DESCRIPTION OF THE TASK → Skip the images and return the records below exactly.

AVAILABLE RECORDS →
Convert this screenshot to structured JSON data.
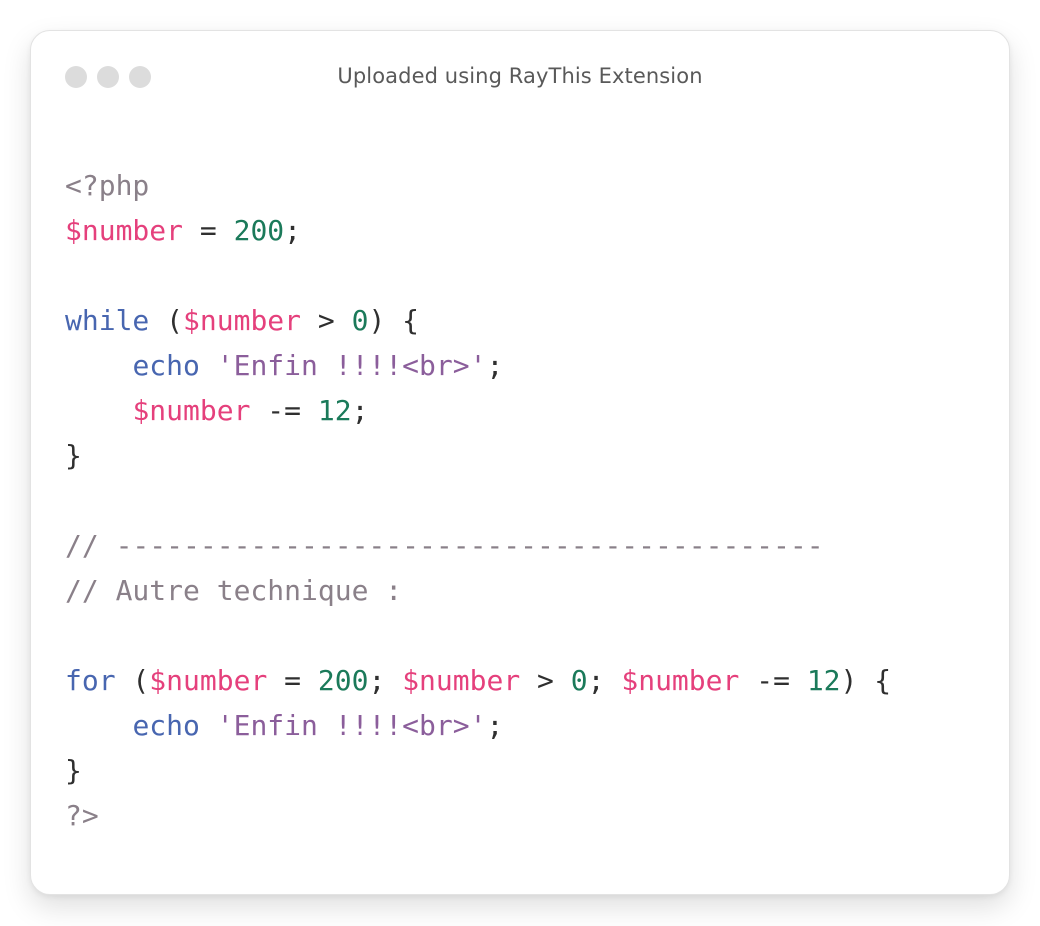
{
  "window": {
    "title": "Uploaded using RayThis Extension"
  },
  "code": {
    "lines": [
      [
        {
          "t": "<?php",
          "k": "meta"
        }
      ],
      [
        {
          "t": "$number",
          "k": "var"
        },
        {
          "t": " = ",
          "k": "op"
        },
        {
          "t": "200",
          "k": "num"
        },
        {
          "t": ";",
          "k": "op"
        }
      ],
      [],
      [
        {
          "t": "while",
          "k": "kw"
        },
        {
          "t": " (",
          "k": "op"
        },
        {
          "t": "$number",
          "k": "var"
        },
        {
          "t": " > ",
          "k": "op"
        },
        {
          "t": "0",
          "k": "num"
        },
        {
          "t": ") {",
          "k": "op"
        }
      ],
      [
        {
          "t": "    ",
          "k": "op"
        },
        {
          "t": "echo",
          "k": "kw"
        },
        {
          "t": " ",
          "k": "op"
        },
        {
          "t": "'Enfin !!!!<br>'",
          "k": "str"
        },
        {
          "t": ";",
          "k": "op"
        }
      ],
      [
        {
          "t": "    ",
          "k": "op"
        },
        {
          "t": "$number",
          "k": "var"
        },
        {
          "t": " -= ",
          "k": "op"
        },
        {
          "t": "12",
          "k": "num"
        },
        {
          "t": ";",
          "k": "op"
        }
      ],
      [
        {
          "t": "}",
          "k": "op"
        }
      ],
      [],
      [
        {
          "t": "// ------------------------------------------",
          "k": "cmt"
        }
      ],
      [
        {
          "t": "// Autre technique :",
          "k": "cmt"
        }
      ],
      [],
      [
        {
          "t": "for",
          "k": "kw"
        },
        {
          "t": " (",
          "k": "op"
        },
        {
          "t": "$number",
          "k": "var"
        },
        {
          "t": " = ",
          "k": "op"
        },
        {
          "t": "200",
          "k": "num"
        },
        {
          "t": "; ",
          "k": "op"
        },
        {
          "t": "$number",
          "k": "var"
        },
        {
          "t": " > ",
          "k": "op"
        },
        {
          "t": "0",
          "k": "num"
        },
        {
          "t": "; ",
          "k": "op"
        },
        {
          "t": "$number",
          "k": "var"
        },
        {
          "t": " -= ",
          "k": "op"
        },
        {
          "t": "12",
          "k": "num"
        },
        {
          "t": ") {",
          "k": "op"
        }
      ],
      [
        {
          "t": "    ",
          "k": "op"
        },
        {
          "t": "echo",
          "k": "kw"
        },
        {
          "t": " ",
          "k": "op"
        },
        {
          "t": "'Enfin !!!!<br>'",
          "k": "str"
        },
        {
          "t": ";",
          "k": "op"
        }
      ],
      [
        {
          "t": "}",
          "k": "op"
        }
      ],
      [
        {
          "t": "?>",
          "k": "meta"
        }
      ]
    ]
  },
  "colors": {
    "variable": "#e5407c",
    "number": "#1b7a5a",
    "keyword": "#4866b0",
    "string": "#8b5e9b",
    "comment": "#8a8089",
    "text": "#2f2f2f",
    "window_dot": "#dcdcdc"
  }
}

TASK SOLUTION →
Convert this screenshot to structured JSON data.
{
  "window": {
    "title": "Uploaded using RayThis Extension"
  },
  "code": {
    "lines": [
      [
        {
          "t": "<?php",
          "k": "meta"
        }
      ],
      [
        {
          "t": "$number",
          "k": "var"
        },
        {
          "t": " = ",
          "k": "op"
        },
        {
          "t": "200",
          "k": "num"
        },
        {
          "t": ";",
          "k": "op"
        }
      ],
      [],
      [
        {
          "t": "while",
          "k": "kw"
        },
        {
          "t": " (",
          "k": "op"
        },
        {
          "t": "$number",
          "k": "var"
        },
        {
          "t": " > ",
          "k": "op"
        },
        {
          "t": "0",
          "k": "num"
        },
        {
          "t": ") {",
          "k": "op"
        }
      ],
      [
        {
          "t": "    ",
          "k": "op"
        },
        {
          "t": "echo",
          "k": "kw"
        },
        {
          "t": " ",
          "k": "op"
        },
        {
          "t": "'Enfin !!!!<br>'",
          "k": "str"
        },
        {
          "t": ";",
          "k": "op"
        }
      ],
      [
        {
          "t": "    ",
          "k": "op"
        },
        {
          "t": "$number",
          "k": "var"
        },
        {
          "t": " -= ",
          "k": "op"
        },
        {
          "t": "12",
          "k": "num"
        },
        {
          "t": ";",
          "k": "op"
        }
      ],
      [
        {
          "t": "}",
          "k": "op"
        }
      ],
      [],
      [
        {
          "t": "// ------------------------------------------",
          "k": "cmt"
        }
      ],
      [
        {
          "t": "// Autre technique :",
          "k": "cmt"
        }
      ],
      [],
      [
        {
          "t": "for",
          "k": "kw"
        },
        {
          "t": " (",
          "k": "op"
        },
        {
          "t": "$number",
          "k": "var"
        },
        {
          "t": " = ",
          "k": "op"
        },
        {
          "t": "200",
          "k": "num"
        },
        {
          "t": "; ",
          "k": "op"
        },
        {
          "t": "$number",
          "k": "var"
        },
        {
          "t": " > ",
          "k": "op"
        },
        {
          "t": "0",
          "k": "num"
        },
        {
          "t": "; ",
          "k": "op"
        },
        {
          "t": "$number",
          "k": "var"
        },
        {
          "t": " -= ",
          "k": "op"
        },
        {
          "t": "12",
          "k": "num"
        },
        {
          "t": ") {",
          "k": "op"
        }
      ],
      [
        {
          "t": "    ",
          "k": "op"
        },
        {
          "t": "echo",
          "k": "kw"
        },
        {
          "t": " ",
          "k": "op"
        },
        {
          "t": "'Enfin !!!!<br>'",
          "k": "str"
        },
        {
          "t": ";",
          "k": "op"
        }
      ],
      [
        {
          "t": "}",
          "k": "op"
        }
      ],
      [
        {
          "t": "?>",
          "k": "meta"
        }
      ]
    ]
  },
  "colors": {
    "variable": "#e5407c",
    "number": "#1b7a5a",
    "keyword": "#4866b0",
    "string": "#8b5e9b",
    "comment": "#8a8089",
    "text": "#2f2f2f",
    "window_dot": "#dcdcdc"
  }
}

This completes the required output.